*Work order 1*:
From the project description, list the publication details given for the source of the example shown in Figure 1.
*Work order 2*:
In the project description, take everything from "A solution to" down to "in Figure 1." and substitute "team" for each occurrence of "partnership".

CS 61B Project 3

A solution to this assignment is due by 11:59pm on Monday, May 7. You may work in a partnership of two students. Submit one solution per partnership, and include both your names in all files you submit. Your solution directory, named proj3, will include all the .java files relating to your solution plus a file named README whose contents are described below. Detailed design, and the coding and testing of your solution to this assignment should be your own work or that of your partner.

Background

Those of you who spend much time in toy stores may be familiar with "sliding-block" puzzles. They consist of a number of rectangular blocks in a tray; the problem is to slide the pieces without lifting any out of the tray, until achieving a certain configuration. An example (from Winning Ways, E.R. Berlekamp et al., Academic Press, 1982) is shown in Figure 1.

    sliding block puzzle 1

"Virtual" versions of these puzzles are available on the Web, for example, here.

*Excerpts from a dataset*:

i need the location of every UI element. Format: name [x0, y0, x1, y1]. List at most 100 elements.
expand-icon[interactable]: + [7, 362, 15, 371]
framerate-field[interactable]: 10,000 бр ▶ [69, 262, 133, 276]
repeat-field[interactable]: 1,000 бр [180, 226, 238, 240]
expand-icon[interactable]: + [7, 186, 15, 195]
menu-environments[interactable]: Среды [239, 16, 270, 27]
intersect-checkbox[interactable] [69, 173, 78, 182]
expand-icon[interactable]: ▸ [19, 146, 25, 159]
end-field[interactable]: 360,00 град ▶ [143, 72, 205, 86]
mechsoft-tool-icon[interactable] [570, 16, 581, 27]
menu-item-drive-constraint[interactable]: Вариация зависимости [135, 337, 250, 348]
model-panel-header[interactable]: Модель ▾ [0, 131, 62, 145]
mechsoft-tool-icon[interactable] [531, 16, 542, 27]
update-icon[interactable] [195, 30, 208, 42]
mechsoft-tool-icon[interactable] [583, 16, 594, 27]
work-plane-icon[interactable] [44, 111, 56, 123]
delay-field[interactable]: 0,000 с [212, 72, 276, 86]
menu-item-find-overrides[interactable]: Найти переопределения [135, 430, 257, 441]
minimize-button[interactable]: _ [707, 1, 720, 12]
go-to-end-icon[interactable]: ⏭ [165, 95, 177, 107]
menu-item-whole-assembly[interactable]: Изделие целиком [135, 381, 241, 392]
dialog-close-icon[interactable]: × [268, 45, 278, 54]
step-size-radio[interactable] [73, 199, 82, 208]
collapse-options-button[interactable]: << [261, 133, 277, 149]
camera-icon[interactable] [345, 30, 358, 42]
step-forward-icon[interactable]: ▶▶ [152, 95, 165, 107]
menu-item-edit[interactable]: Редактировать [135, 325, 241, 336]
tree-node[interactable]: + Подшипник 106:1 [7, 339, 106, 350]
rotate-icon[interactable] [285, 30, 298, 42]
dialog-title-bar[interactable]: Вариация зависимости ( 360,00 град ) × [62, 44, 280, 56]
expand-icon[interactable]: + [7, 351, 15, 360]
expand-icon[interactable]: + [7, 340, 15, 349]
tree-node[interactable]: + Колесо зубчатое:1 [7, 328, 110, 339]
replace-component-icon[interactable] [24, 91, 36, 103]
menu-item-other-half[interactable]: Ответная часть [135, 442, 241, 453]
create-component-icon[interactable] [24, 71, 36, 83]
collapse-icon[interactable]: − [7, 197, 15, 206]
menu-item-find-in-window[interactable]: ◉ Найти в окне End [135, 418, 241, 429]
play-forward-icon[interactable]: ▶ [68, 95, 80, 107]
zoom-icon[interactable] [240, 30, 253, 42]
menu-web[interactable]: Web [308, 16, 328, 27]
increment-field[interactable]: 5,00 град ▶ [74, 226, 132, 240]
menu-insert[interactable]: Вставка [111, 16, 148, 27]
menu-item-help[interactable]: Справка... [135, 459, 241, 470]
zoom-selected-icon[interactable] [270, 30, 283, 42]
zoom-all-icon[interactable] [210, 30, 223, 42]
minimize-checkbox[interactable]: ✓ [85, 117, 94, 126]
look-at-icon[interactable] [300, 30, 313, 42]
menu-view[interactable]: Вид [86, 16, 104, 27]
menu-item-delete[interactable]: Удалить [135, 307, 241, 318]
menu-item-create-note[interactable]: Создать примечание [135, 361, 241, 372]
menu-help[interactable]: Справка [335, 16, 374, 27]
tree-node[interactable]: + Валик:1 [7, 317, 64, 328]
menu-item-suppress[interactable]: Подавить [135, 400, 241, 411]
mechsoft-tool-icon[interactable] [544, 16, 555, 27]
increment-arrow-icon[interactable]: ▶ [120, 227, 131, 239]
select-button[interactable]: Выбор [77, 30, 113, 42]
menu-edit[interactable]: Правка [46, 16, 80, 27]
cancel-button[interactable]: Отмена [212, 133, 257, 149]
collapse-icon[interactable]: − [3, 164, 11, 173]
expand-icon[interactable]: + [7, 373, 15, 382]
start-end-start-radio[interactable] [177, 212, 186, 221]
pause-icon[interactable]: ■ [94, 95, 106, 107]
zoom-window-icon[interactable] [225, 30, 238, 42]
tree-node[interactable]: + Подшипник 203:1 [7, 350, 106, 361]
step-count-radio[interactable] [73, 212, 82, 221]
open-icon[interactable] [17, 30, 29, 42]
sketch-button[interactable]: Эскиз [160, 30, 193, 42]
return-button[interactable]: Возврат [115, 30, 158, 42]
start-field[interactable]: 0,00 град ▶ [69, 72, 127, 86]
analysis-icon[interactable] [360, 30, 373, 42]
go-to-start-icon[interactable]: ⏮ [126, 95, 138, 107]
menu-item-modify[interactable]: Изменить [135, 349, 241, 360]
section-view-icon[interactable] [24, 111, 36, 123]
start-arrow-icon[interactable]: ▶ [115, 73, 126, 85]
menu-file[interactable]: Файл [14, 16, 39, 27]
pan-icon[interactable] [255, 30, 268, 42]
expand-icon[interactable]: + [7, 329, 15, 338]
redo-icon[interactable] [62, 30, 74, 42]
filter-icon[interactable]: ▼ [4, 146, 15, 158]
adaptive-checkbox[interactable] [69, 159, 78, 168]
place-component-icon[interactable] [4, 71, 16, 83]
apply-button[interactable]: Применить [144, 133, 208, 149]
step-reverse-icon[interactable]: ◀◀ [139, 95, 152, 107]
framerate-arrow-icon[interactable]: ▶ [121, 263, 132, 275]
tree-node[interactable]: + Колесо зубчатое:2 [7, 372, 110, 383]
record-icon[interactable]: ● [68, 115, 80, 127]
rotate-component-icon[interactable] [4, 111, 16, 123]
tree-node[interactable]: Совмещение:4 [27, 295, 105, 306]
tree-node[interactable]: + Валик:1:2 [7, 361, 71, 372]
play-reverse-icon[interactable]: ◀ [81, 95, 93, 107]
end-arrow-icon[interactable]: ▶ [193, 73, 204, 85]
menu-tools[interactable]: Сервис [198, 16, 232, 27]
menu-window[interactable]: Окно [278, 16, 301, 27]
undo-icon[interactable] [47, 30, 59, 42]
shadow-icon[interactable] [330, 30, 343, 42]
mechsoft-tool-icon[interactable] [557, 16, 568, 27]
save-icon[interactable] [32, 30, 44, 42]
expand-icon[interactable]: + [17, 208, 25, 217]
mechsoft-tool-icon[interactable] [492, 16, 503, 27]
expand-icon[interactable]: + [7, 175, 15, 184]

*Response box 1*:
- Title: Winning Ways
- Authors: E.R. Berlekamp et al.
- Publisher: Academic Press
- Year: 1982

*Response box 2*:
A solution to this assignment is due by 11:59pm on Monday, May 7. You may work in a team of two students. Submit one solution per team, and include both your names in all files you submit. Your solution directory, named proj3, will include all the .java files relating to your solution plus a file named README whose contents are described below. Detailed design, and the coding and testing of your solution to this assignment should be your own work or that of your partner.

Background

Those of you who spend much time in toy stores may be familiar with "sliding-block" puzzles. They consist of a number of rectangular blocks in a tray; the problem is to slide the pieces without lifting any out of the tray, until achieving a certain configuration. An example (from Winning Ways, E.R. Berlekamp et al., Academic Press, 1982) is shown in Figure 1.